Exactly and only the lines from the one with "Decode this image" through the end of the listing are to be transcribed, both ends included.

┌──

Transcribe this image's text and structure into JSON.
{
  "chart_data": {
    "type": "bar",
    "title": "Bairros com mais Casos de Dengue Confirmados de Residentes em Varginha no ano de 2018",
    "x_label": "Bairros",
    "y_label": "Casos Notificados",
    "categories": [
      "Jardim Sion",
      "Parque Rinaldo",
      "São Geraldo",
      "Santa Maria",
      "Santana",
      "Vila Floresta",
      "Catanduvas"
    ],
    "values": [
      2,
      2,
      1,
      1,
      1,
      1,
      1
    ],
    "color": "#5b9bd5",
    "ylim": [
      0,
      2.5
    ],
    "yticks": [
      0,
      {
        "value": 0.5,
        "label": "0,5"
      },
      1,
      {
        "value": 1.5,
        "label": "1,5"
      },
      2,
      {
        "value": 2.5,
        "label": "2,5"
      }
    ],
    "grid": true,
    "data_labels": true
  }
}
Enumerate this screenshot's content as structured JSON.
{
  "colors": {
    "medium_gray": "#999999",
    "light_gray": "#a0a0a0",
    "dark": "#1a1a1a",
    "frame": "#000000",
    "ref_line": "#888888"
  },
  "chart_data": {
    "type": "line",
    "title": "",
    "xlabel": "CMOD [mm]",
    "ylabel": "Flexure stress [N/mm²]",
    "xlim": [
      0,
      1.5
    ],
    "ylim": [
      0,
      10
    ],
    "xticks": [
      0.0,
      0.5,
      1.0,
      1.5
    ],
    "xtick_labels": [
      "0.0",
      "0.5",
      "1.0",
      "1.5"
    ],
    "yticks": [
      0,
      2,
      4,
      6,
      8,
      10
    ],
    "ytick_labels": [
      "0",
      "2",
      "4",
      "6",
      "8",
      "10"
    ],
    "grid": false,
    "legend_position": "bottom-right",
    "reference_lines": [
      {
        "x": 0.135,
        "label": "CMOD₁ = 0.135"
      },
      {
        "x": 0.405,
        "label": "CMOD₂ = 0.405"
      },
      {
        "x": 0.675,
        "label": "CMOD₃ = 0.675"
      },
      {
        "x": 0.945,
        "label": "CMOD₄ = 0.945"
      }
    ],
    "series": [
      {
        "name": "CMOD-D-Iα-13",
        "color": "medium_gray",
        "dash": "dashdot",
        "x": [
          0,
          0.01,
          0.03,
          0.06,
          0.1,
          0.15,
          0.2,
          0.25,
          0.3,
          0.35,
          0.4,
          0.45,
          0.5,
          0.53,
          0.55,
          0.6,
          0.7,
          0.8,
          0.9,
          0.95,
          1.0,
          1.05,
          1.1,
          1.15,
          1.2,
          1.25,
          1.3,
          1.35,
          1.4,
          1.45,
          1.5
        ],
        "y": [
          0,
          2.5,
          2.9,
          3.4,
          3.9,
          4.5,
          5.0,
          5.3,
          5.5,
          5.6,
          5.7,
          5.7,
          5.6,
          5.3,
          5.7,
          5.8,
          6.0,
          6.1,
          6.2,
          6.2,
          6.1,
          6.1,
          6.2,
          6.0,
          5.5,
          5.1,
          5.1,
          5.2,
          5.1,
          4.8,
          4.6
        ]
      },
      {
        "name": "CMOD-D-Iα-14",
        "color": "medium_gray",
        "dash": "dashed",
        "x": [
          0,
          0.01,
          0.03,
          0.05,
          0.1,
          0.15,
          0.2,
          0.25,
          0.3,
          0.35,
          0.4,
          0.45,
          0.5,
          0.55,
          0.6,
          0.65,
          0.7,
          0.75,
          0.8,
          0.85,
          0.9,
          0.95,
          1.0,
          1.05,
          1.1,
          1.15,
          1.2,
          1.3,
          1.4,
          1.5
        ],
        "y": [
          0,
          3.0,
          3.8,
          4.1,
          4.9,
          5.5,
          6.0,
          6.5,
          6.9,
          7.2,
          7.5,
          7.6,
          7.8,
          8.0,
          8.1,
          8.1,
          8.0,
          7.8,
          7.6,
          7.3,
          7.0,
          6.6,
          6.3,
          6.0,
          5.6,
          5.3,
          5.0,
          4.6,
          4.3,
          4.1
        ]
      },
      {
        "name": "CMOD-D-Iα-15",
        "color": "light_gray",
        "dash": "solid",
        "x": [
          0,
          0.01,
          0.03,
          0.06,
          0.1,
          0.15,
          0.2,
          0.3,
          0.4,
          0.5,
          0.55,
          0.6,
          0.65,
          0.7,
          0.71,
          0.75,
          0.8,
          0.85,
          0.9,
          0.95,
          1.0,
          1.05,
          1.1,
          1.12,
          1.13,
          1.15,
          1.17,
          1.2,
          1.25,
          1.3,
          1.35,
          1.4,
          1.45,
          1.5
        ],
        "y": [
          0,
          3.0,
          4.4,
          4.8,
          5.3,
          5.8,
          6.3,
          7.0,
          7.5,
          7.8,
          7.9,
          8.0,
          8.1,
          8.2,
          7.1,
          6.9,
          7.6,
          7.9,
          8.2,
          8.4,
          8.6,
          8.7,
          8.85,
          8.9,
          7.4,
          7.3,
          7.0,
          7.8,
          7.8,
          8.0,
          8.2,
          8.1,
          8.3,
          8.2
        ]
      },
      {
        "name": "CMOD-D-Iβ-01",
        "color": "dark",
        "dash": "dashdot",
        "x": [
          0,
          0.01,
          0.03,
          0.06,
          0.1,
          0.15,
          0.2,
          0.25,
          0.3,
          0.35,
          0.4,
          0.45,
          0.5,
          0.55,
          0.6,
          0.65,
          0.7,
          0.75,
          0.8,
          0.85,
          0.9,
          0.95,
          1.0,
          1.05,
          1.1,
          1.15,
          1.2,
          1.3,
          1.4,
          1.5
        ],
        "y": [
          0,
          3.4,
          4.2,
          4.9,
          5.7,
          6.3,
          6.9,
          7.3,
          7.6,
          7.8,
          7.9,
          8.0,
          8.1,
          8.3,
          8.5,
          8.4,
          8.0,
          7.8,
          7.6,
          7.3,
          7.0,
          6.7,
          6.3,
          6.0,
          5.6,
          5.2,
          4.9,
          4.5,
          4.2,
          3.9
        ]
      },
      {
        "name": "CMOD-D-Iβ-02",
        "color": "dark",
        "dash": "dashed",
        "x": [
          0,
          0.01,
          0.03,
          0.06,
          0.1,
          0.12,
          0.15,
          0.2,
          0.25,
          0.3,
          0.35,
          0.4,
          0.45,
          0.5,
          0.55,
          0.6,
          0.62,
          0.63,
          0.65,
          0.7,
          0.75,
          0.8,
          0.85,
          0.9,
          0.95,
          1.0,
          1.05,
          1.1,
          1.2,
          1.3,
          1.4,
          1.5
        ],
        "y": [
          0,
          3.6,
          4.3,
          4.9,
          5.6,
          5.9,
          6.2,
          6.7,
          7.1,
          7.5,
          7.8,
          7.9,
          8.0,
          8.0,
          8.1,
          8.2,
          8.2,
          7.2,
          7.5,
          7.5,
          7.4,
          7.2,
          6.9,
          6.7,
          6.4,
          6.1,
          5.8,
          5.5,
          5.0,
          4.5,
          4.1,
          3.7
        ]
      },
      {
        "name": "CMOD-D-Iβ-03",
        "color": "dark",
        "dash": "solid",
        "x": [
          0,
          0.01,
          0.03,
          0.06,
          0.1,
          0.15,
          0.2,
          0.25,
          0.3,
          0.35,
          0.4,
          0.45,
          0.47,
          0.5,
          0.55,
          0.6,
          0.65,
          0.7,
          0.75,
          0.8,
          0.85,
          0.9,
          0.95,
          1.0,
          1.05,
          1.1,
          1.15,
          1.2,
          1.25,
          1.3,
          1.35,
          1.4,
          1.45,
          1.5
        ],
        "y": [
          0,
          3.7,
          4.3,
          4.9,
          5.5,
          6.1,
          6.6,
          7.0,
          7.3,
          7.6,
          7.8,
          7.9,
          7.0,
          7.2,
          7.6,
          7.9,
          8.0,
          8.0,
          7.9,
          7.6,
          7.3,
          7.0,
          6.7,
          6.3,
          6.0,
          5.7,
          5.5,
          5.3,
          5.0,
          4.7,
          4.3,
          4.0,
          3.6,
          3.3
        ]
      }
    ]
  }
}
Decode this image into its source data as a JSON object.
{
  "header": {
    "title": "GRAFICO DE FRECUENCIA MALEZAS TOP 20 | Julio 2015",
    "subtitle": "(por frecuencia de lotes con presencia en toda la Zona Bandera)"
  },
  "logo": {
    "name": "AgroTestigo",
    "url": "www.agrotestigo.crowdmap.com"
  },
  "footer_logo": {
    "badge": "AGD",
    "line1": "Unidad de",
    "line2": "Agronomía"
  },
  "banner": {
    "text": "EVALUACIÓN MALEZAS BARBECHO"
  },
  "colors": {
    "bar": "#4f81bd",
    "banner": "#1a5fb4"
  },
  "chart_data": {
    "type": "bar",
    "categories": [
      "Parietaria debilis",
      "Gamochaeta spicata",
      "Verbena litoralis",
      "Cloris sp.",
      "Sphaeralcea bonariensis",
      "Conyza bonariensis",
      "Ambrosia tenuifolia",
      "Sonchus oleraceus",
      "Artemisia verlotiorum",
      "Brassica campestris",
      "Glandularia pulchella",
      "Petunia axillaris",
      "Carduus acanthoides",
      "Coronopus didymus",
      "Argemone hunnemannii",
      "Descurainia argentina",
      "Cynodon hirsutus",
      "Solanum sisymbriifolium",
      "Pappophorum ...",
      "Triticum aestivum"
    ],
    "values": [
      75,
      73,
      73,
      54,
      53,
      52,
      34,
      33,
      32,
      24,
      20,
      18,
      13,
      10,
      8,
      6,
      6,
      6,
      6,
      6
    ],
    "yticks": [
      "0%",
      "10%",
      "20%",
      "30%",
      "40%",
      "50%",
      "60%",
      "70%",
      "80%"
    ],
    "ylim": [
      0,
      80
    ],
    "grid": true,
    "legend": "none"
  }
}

└──

Task answer:
Decode this image into its source data as a JSON object.
{
  "header": {
    "title": "GRAFICO DE FRECUENCIA MALEZAS TOP 20 | Julio 2015",
    "subtitle": "(por frecuencia de lotes con presencia en toda la Zona Bandera)"
  },
  "logo": {
    "name": "AgroTestigo",
    "url": "www.agrotestigo.crowdmap.com"
  },
  "footer_logo": {
    "badge": "AGD",
    "line1": "Unidad de",
    "line2": "Agronomía"
  },
  "banner": {
    "text": "EVALUACIÓN MALEZAS BARBECHO"
  },
  "colors": {
    "bar": "#4f81bd",
    "banner": "#1a5fb4"
  },
  "chart_data": {
    "type": "bar",
    "categories": [
      "Parietaria debilis",
      "Gamochaeta spicata",
      "Verbena litoralis",
      "Cloris sp.",
      "Sphaeralcea bonariensis",
      "Conyza bonariensis",
      "Ambrosia tenuifolia",
      "Sonchus oleraceus",
      "Artemisia verlotiorum",
      "Brassica campestris",
      "Glandularia pulchella",
      "Petunia axillaris",
      "Carduus acanthoides",
      "Coronopus didymus",
      "Argemone hunnemannii",
      "Descurainia argentina",
      "Cynodon hirsutus",
      "Solanum sisymbriifolium",
      "Pappophorum ...",
      "Triticum aestivum"
    ],
    "values": [
      75,
      73,
      73,
      54,
      53,
      52,
      34,
      33,
      32,
      24,
      20,
      18,
      13,
      10,
      8,
      6,
      6,
      6,
      6,
      6
    ],
    "yticks": [
      "0%",
      "10%",
      "20%",
      "30%",
      "40%",
      "50%",
      "60%",
      "70%",
      "80%"
    ],
    "ylim": [
      0,
      80
    ],
    "grid": true,
    "legend": "none"
  }
}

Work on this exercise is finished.